• _Set task_: Pull out every line below containing the word "время".
* * * * *
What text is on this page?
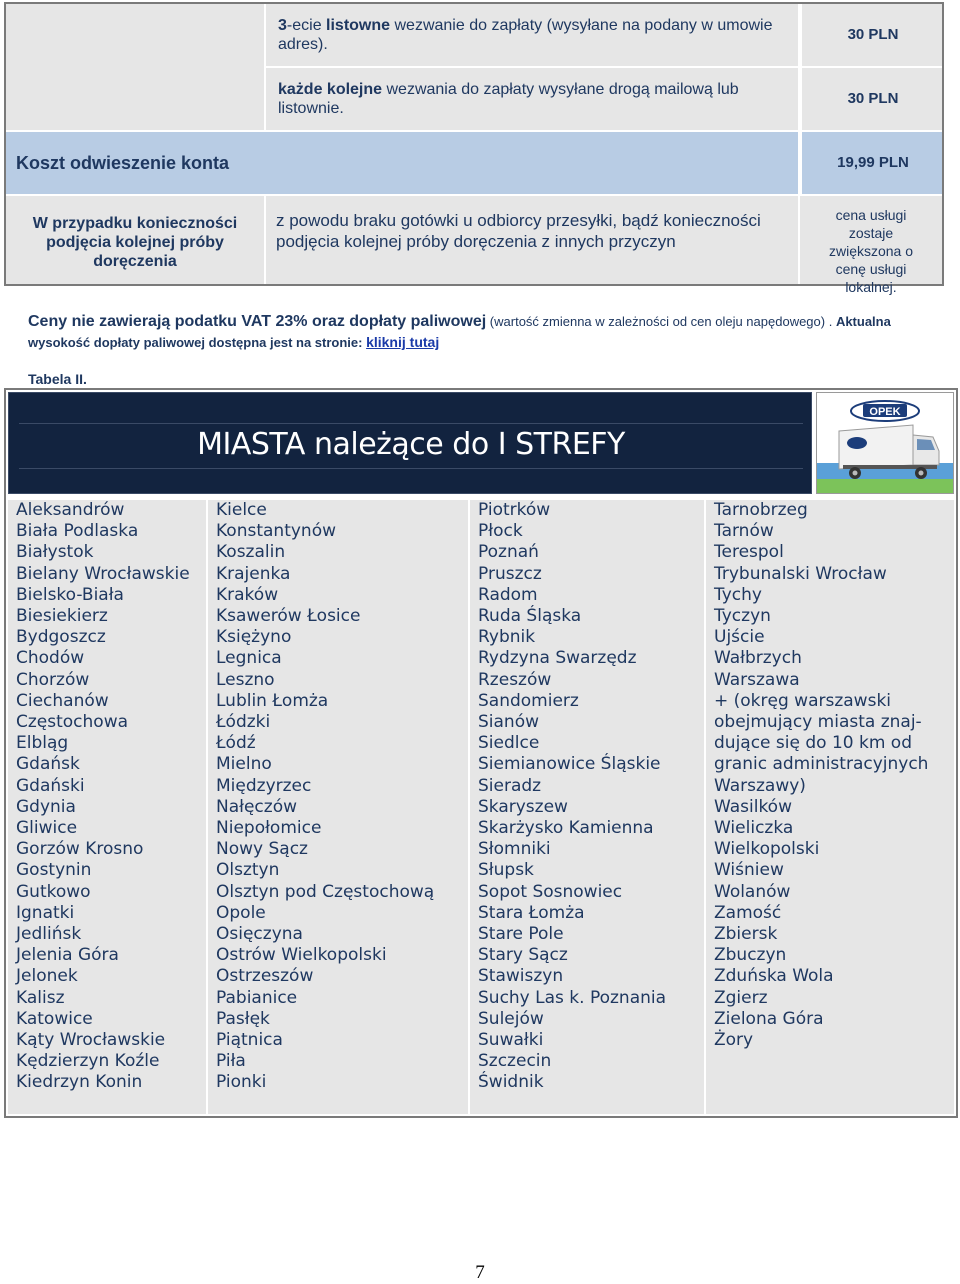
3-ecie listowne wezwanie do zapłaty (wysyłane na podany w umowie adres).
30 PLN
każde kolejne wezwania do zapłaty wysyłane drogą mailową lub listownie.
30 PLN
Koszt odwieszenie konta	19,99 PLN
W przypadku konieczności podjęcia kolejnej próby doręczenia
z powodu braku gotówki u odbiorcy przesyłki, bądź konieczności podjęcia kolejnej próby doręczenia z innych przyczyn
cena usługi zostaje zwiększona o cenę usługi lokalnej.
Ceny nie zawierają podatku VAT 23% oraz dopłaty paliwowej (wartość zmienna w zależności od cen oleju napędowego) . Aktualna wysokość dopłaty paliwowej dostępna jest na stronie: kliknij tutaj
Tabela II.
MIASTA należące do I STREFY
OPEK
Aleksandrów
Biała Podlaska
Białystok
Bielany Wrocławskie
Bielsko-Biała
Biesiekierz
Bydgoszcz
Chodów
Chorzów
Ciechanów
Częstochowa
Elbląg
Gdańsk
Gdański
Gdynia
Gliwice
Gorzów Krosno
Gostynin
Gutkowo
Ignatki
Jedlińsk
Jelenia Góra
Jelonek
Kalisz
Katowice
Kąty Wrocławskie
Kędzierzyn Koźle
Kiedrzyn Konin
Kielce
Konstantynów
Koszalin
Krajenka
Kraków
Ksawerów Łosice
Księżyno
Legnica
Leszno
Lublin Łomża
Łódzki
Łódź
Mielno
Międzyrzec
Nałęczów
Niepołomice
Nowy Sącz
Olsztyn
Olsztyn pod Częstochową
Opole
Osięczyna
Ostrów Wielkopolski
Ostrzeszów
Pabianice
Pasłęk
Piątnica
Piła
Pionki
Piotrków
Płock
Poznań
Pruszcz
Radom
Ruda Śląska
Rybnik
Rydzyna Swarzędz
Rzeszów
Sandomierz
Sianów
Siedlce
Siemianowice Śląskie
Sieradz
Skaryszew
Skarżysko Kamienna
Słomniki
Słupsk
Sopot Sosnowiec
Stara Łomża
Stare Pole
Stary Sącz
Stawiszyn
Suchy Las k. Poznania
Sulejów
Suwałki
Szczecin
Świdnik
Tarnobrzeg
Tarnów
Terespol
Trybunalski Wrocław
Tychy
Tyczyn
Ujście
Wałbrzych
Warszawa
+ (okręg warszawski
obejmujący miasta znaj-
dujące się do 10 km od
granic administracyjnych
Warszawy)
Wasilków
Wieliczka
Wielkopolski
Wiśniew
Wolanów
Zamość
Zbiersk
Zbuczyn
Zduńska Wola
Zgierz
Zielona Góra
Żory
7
* * * * *
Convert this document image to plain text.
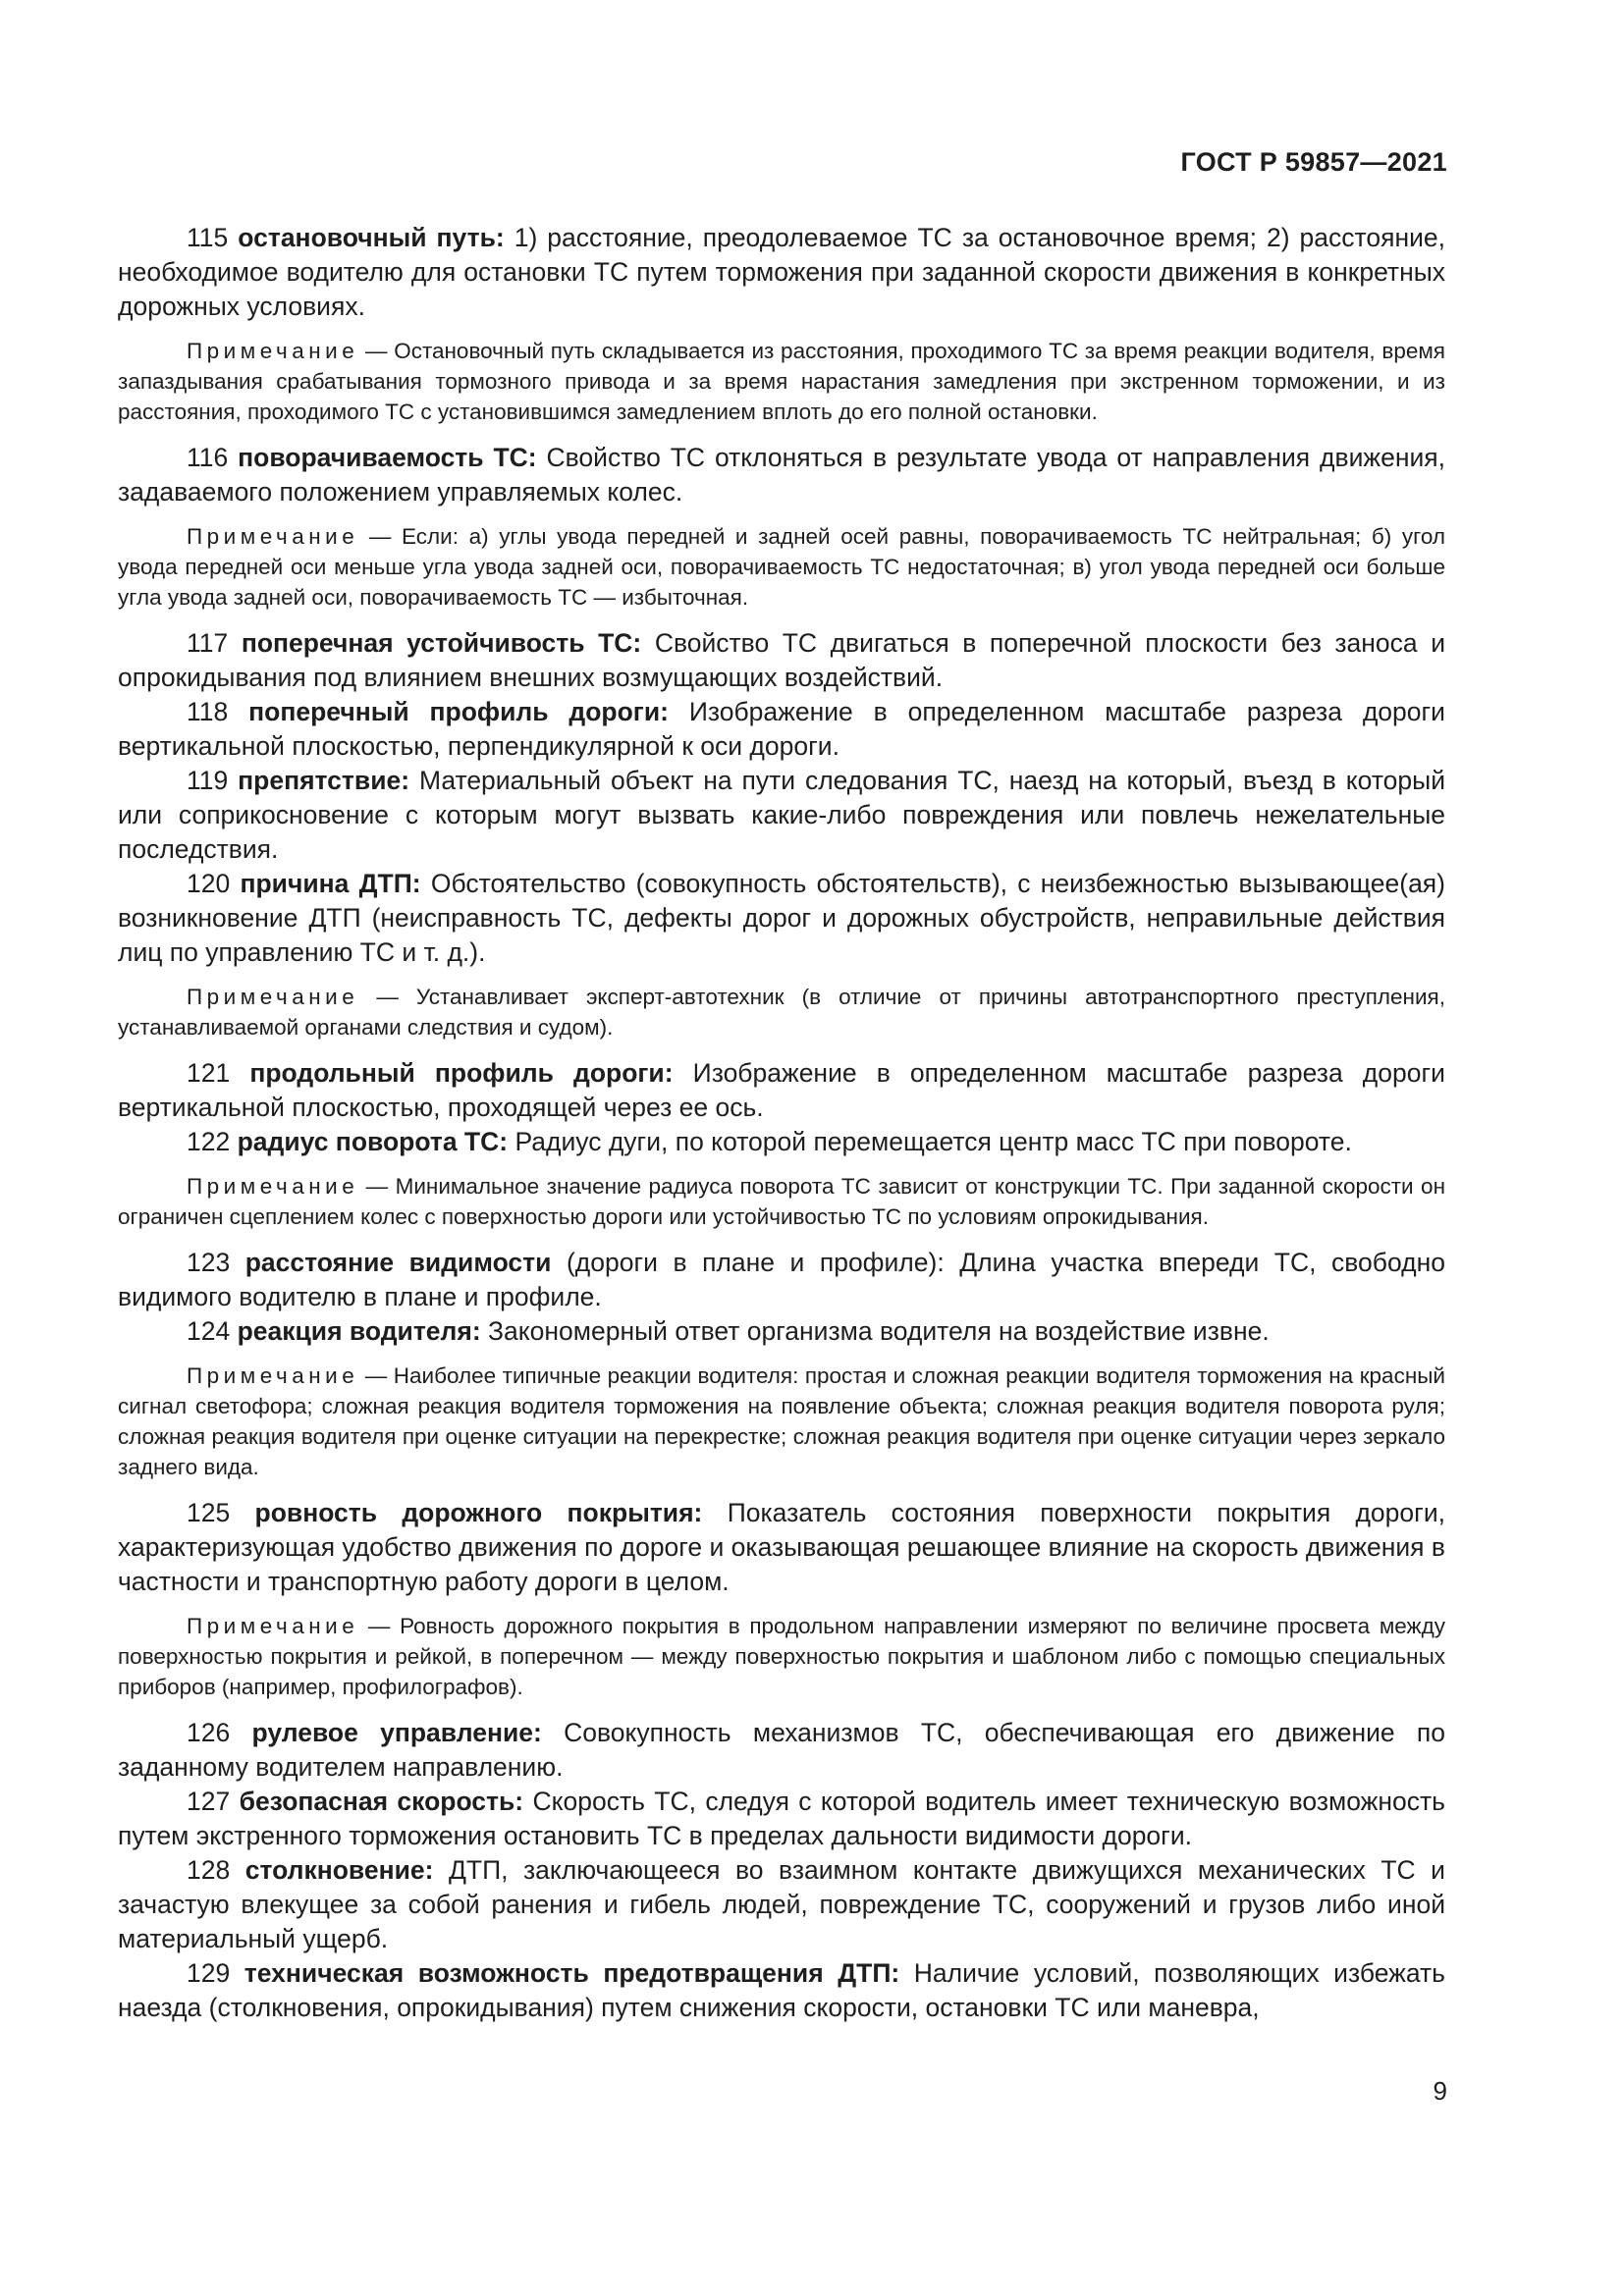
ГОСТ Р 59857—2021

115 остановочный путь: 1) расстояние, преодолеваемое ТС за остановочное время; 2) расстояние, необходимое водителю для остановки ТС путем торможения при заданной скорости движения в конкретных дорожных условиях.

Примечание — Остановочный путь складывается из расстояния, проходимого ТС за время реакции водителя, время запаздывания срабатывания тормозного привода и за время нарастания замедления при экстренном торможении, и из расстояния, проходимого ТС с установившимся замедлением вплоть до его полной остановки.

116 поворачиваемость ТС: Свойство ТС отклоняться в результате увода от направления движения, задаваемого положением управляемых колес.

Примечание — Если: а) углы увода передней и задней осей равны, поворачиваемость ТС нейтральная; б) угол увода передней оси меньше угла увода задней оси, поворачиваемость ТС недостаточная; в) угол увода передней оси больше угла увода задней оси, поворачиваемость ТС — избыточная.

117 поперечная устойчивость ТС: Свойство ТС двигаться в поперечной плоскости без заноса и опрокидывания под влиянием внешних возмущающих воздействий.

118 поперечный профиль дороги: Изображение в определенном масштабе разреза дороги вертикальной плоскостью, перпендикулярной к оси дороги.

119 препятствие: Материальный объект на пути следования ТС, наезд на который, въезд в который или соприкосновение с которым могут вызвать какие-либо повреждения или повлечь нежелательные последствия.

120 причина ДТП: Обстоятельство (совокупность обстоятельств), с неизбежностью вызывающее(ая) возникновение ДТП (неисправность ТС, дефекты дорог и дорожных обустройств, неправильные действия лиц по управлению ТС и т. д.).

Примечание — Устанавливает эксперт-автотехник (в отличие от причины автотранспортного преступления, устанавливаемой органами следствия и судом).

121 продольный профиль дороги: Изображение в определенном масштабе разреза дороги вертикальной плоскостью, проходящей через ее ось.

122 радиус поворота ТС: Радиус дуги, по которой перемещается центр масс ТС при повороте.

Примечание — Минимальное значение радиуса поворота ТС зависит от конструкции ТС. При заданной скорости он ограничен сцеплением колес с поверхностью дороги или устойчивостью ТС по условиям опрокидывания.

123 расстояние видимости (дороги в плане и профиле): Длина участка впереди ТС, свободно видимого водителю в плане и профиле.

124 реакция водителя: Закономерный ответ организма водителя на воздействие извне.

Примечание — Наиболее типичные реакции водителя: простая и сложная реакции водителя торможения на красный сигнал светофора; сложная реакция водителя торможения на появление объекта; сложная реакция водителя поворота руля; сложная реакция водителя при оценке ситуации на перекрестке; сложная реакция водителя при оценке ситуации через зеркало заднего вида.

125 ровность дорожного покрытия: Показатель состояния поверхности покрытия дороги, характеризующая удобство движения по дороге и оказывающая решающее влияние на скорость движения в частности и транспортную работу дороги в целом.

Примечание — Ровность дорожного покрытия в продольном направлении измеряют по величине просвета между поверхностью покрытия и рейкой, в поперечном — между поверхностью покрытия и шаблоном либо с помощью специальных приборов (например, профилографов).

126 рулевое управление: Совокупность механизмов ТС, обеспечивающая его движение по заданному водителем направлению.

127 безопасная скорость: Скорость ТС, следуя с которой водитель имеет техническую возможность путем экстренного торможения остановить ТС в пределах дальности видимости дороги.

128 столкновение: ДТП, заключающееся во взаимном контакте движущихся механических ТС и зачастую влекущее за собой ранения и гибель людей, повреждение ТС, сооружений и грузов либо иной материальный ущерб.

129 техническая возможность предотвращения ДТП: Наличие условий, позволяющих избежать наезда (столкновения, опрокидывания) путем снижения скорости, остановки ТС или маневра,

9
* * * * *
• _Full solution_:
115 остановочный путь: 1) расстояние, преодолеваемое ТС за остановочное время; 2) расстояние, необходимое водителю для остановки ТС путем торможения при заданной скорости движения в конкретных дорожных условиях.
Примечание — Остановочный путь складывается из расстояния, проходимого ТС за время реакции водителя, время запаздывания срабатывания тормозного привода и за время нарастания замедления при экстренном торможении, и из расстояния, проходимого ТС с установившимся замедлением вплоть до его полной остановки.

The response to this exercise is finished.